_TASK REQUIREMENTS_. Give only a count of the lines that include the string "title".

*** EXTRACTED ENTRIES ***

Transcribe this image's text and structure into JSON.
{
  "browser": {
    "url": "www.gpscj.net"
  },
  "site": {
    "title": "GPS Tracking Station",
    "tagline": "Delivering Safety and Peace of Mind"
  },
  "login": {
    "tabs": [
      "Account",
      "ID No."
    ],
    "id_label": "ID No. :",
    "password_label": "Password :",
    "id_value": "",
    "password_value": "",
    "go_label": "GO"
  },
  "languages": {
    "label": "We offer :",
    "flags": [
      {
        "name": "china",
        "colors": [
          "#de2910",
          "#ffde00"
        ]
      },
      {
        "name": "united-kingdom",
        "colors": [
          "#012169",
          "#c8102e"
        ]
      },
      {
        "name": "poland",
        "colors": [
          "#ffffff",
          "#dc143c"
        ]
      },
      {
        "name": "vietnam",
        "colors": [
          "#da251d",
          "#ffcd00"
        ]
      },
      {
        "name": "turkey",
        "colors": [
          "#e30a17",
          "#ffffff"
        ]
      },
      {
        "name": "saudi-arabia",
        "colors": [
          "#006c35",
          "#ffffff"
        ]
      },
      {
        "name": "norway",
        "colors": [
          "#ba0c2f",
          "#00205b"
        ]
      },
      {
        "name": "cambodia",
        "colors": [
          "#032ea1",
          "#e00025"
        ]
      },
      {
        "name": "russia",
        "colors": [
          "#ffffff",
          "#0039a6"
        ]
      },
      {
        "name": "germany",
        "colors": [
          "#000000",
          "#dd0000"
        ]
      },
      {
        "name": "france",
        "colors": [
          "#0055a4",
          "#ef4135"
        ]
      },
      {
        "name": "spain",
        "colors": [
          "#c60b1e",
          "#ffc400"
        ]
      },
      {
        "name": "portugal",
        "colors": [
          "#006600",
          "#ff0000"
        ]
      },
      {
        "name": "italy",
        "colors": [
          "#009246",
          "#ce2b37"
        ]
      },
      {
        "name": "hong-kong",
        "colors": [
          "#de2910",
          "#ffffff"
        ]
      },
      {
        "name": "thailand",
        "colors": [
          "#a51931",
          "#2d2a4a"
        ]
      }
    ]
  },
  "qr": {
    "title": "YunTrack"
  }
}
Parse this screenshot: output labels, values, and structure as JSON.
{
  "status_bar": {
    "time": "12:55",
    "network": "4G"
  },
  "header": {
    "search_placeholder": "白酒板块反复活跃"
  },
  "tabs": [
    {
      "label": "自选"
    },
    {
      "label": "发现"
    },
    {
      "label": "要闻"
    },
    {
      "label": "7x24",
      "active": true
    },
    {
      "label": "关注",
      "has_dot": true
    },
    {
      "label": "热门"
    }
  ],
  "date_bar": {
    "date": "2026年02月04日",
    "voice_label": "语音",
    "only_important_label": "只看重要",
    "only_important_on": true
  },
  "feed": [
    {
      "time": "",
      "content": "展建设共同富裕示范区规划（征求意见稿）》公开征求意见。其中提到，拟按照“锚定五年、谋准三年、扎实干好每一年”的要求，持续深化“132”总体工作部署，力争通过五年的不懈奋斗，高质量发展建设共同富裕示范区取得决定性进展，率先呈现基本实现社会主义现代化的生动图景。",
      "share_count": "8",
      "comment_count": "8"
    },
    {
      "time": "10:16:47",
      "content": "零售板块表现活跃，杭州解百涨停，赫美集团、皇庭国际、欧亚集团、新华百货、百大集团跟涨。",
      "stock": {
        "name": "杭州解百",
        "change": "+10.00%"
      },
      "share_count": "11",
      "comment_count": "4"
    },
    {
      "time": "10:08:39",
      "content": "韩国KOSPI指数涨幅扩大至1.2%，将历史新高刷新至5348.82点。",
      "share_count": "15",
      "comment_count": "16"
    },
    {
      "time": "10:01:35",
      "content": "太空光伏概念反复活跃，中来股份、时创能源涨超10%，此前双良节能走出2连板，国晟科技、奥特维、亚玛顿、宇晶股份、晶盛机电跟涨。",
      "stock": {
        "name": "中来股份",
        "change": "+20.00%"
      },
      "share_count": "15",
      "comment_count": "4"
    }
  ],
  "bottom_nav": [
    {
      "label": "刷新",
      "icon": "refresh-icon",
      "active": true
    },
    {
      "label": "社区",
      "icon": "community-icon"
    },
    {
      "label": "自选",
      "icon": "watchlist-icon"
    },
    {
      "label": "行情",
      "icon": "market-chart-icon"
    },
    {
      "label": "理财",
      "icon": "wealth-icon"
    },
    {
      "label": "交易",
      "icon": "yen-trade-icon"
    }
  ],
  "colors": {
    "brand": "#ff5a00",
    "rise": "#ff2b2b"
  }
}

***

_SOLUTION TO THIS TASK_. 2